(Stored data entries)
........
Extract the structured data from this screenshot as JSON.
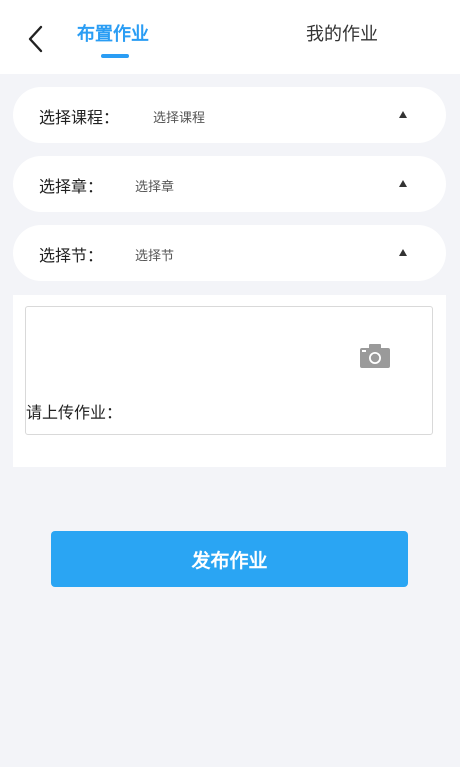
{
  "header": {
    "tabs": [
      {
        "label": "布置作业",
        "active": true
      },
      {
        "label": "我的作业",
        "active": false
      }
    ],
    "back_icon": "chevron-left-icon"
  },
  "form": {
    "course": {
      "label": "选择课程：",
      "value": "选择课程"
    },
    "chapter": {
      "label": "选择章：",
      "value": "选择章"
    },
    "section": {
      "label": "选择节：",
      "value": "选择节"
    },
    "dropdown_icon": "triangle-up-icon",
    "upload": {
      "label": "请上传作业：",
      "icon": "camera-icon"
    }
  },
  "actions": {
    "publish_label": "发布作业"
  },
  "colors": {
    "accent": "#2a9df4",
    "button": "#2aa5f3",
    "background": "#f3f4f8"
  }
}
........
Exercise requirements: Repeat the data exactly, without the pictures.

Response to this task:
Extract the structured data from this screenshot as JSON.
{
  "header": {
    "tabs": [
      {
        "label": "布置作业",
        "active": true
      },
      {
        "label": "我的作业",
        "active": false
      }
    ],
    "back_icon": "chevron-left-icon"
  },
  "form": {
    "course": {
      "label": "选择课程：",
      "value": "选择课程"
    },
    "chapter": {
      "label": "选择章：",
      "value": "选择章"
    },
    "section": {
      "label": "选择节：",
      "value": "选择节"
    },
    "dropdown_icon": "triangle-up-icon",
    "upload": {
      "label": "请上传作业：",
      "icon": "camera-icon"
    }
  },
  "actions": {
    "publish_label": "发布作业"
  },
  "colors": {
    "accent": "#2a9df4",
    "button": "#2aa5f3",
    "background": "#f3f4f8"
  }
}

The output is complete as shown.